## MATERIAL PROVIDED
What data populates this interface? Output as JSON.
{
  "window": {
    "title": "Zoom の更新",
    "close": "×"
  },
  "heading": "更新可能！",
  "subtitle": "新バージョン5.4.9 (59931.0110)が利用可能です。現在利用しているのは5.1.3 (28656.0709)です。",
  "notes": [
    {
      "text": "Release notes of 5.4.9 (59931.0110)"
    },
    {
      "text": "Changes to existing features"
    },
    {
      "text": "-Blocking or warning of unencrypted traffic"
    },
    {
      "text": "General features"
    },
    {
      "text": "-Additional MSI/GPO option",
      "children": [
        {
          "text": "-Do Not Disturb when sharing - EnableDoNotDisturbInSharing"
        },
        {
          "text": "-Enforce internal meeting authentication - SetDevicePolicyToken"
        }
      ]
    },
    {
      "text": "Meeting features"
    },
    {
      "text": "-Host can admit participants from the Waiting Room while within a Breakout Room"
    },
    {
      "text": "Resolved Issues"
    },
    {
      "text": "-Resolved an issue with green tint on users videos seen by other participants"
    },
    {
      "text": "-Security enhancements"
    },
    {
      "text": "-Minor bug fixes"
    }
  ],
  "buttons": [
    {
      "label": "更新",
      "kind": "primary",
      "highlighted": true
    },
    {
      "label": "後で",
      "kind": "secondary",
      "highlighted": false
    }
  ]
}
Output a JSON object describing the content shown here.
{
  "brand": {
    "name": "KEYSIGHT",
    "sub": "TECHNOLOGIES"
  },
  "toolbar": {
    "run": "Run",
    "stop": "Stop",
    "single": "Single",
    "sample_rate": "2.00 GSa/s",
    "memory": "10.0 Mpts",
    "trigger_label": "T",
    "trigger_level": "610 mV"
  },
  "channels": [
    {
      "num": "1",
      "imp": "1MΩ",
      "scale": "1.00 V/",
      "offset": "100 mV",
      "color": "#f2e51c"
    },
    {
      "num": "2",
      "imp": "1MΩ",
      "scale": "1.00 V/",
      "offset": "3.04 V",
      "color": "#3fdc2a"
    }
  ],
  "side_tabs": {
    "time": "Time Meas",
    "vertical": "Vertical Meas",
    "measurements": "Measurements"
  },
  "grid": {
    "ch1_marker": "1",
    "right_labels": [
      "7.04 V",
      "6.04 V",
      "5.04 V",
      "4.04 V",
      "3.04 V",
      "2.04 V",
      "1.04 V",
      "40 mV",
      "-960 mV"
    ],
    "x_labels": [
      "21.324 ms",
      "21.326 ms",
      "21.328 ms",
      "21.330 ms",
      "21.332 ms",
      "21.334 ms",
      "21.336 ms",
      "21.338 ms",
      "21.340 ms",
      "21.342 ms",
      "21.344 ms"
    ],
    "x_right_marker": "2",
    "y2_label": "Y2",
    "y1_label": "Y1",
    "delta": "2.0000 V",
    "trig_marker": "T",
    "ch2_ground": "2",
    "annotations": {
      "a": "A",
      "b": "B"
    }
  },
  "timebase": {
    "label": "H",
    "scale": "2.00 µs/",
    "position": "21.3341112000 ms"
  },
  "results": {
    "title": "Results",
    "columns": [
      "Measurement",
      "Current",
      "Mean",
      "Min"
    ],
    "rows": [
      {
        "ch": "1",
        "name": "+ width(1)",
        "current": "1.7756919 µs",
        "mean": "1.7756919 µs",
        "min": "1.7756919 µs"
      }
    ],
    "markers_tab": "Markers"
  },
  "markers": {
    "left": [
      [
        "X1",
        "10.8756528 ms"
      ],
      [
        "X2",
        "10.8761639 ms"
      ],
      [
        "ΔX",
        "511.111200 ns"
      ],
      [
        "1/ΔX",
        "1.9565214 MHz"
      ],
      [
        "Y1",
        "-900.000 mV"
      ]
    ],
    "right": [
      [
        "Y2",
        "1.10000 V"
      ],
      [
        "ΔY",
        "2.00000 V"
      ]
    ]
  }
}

## WHAT TO PRODUCE
Give back each line above precisely as it stands.

## EXPECTED ANSWER
What data populates this interface? Output as JSON.
{
  "window": {
    "title": "Zoom の更新",
    "close": "×"
  },
  "heading": "更新可能！",
  "subtitle": "新バージョン5.4.9 (59931.0110)が利用可能です。現在利用しているのは5.1.3 (28656.0709)です。",
  "notes": [
    {
      "text": "Release notes of 5.4.9 (59931.0110)"
    },
    {
      "text": "Changes to existing features"
    },
    {
      "text": "-Blocking or warning of unencrypted traffic"
    },
    {
      "text": "General features"
    },
    {
      "text": "-Additional MSI/GPO option",
      "children": [
        {
          "text": "-Do Not Disturb when sharing - EnableDoNotDisturbInSharing"
        },
        {
          "text": "-Enforce internal meeting authentication - SetDevicePolicyToken"
        }
      ]
    },
    {
      "text": "Meeting features"
    },
    {
      "text": "-Host can admit participants from the Waiting Room while within a Breakout Room"
    },
    {
      "text": "Resolved Issues"
    },
    {
      "text": "-Resolved an issue with green tint on users videos seen by other participants"
    },
    {
      "text": "-Security enhancements"
    },
    {
      "text": "-Minor bug fixes"
    }
  ],
  "buttons": [
    {
      "label": "更新",
      "kind": "primary",
      "highlighted": true
    },
    {
      "label": "後で",
      "kind": "secondary",
      "highlighted": false
    }
  ]
}
Output a JSON object describing the content shown here.
{
  "brand": {
    "name": "KEYSIGHT",
    "sub": "TECHNOLOGIES"
  },
  "toolbar": {
    "run": "Run",
    "stop": "Stop",
    "single": "Single",
    "sample_rate": "2.00 GSa/s",
    "memory": "10.0 Mpts",
    "trigger_label": "T",
    "trigger_level": "610 mV"
  },
  "channels": [
    {
      "num": "1",
      "imp": "1MΩ",
      "scale": "1.00 V/",
      "offset": "100 mV",
      "color": "#f2e51c"
    },
    {
      "num": "2",
      "imp": "1MΩ",
      "scale": "1.00 V/",
      "offset": "3.04 V",
      "color": "#3fdc2a"
    }
  ],
  "side_tabs": {
    "time": "Time Meas",
    "vertical": "Vertical Meas",
    "measurements": "Measurements"
  },
  "grid": {
    "ch1_marker": "1",
    "right_labels": [
      "7.04 V",
      "6.04 V",
      "5.04 V",
      "4.04 V",
      "3.04 V",
      "2.04 V",
      "1.04 V",
      "40 mV",
      "-960 mV"
    ],
    "x_labels": [
      "21.324 ms",
      "21.326 ms",
      "21.328 ms",
      "21.330 ms",
      "21.332 ms",
      "21.334 ms",
      "21.336 ms",
      "21.338 ms",
      "21.340 ms",
      "21.342 ms",
      "21.344 ms"
    ],
    "x_right_marker": "2",
    "y2_label": "Y2",
    "y1_label": "Y1",
    "delta": "2.0000 V",
    "trig_marker": "T",
    "ch2_ground": "2",
    "annotations": {
      "a": "A",
      "b": "B"
    }
  },
  "timebase": {
    "label": "H",
    "scale": "2.00 µs/",
    "position": "21.3341112000 ms"
  },
  "results": {
    "title": "Results",
    "columns": [
      "Measurement",
      "Current",
      "Mean",
      "Min"
    ],
    "rows": [
      {
        "ch": "1",
        "name": "+ width(1)",
        "current": "1.7756919 µs",
        "mean": "1.7756919 µs",
        "min": "1.7756919 µs"
      }
    ],
    "markers_tab": "Markers"
  },
  "markers": {
    "left": [
      [
        "X1",
        "10.8756528 ms"
      ],
      [
        "X2",
        "10.8761639 ms"
      ],
      [
        "ΔX",
        "511.111200 ns"
      ],
      [
        "1/ΔX",
        "1.9565214 MHz"
      ],
      [
        "Y1",
        "-900.000 mV"
      ]
    ],
    "right": [
      [
        "Y2",
        "1.10000 V"
      ],
      [
        "ΔY",
        "2.00000 V"
      ]
    ]
  }
}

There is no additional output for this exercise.